Work required
What lines of the data include the string "this"? Copy them all.

^^^^^^^^^^^^^^^^

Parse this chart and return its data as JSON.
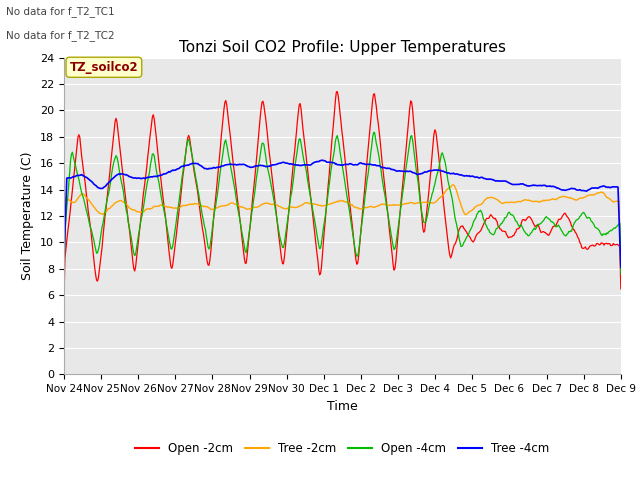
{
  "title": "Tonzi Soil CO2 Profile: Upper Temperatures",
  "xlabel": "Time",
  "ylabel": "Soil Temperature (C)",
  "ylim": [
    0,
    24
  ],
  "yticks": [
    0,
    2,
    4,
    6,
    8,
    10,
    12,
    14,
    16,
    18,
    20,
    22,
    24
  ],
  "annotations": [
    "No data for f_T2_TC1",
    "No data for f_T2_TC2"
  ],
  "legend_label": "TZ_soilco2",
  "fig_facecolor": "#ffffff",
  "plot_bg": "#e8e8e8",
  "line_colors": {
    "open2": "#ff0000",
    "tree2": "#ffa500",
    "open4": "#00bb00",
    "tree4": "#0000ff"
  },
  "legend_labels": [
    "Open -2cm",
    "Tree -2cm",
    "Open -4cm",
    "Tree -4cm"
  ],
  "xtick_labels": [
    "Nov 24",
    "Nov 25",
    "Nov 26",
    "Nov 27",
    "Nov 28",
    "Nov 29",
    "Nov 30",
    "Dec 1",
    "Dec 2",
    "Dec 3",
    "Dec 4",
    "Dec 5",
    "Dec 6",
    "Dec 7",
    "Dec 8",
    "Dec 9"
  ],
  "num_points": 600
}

^^^^^^^^^^^^^^^^

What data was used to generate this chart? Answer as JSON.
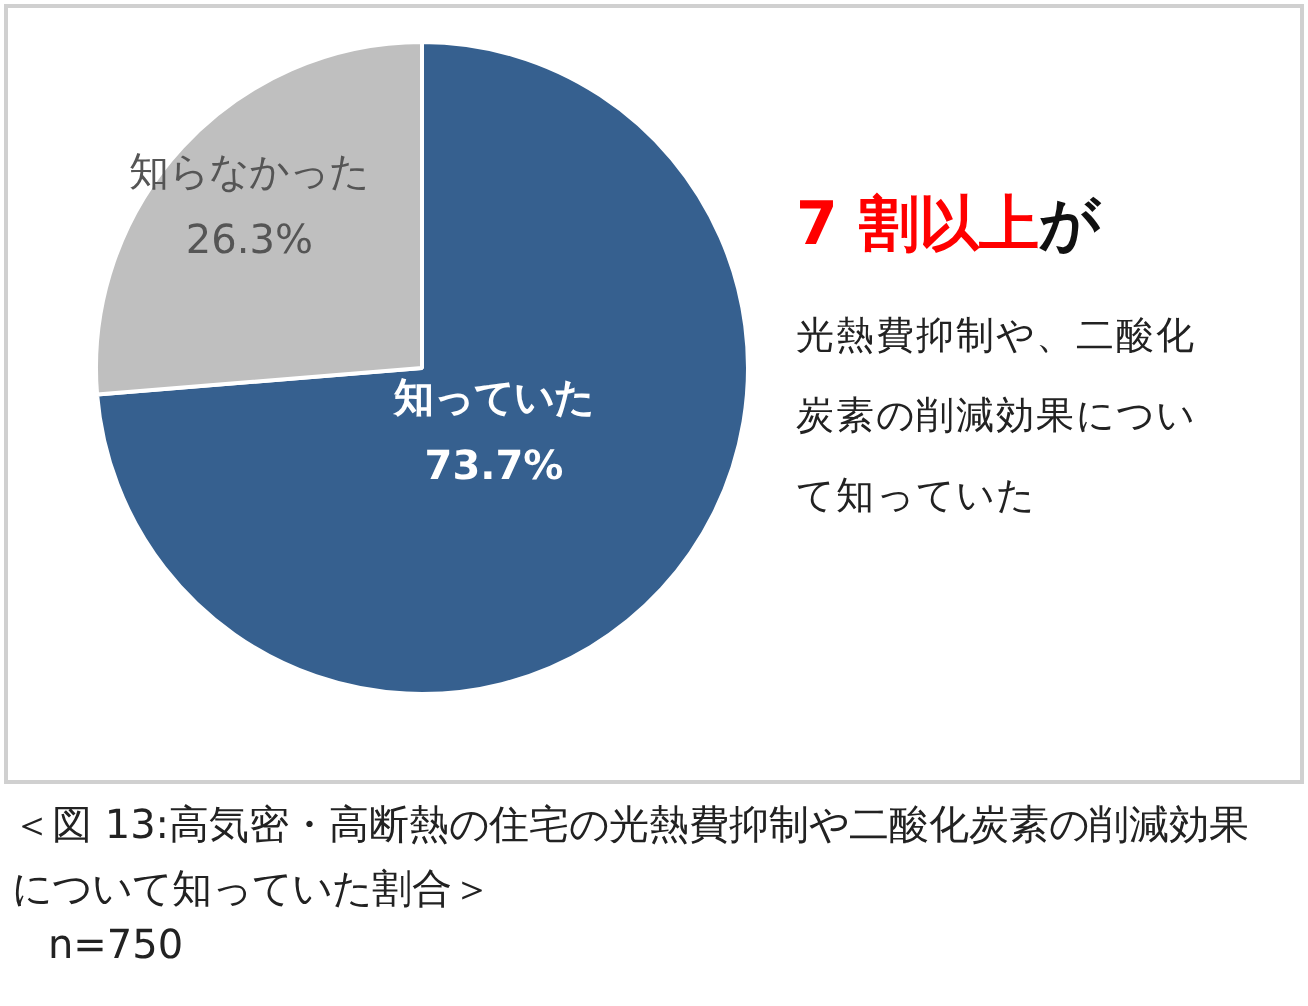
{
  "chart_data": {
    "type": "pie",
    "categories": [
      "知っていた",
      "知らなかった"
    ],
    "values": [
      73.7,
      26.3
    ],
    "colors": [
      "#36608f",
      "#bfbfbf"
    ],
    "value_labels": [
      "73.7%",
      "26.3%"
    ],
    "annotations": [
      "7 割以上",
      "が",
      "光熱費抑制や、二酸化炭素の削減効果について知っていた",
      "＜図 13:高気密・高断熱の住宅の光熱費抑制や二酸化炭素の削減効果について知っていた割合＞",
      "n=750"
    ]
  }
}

^^^^^^^^^^^^^^^^

Correct answer
Parse this chart and return its data as JSON.
What data was used to generate this chart? Answer as JSON.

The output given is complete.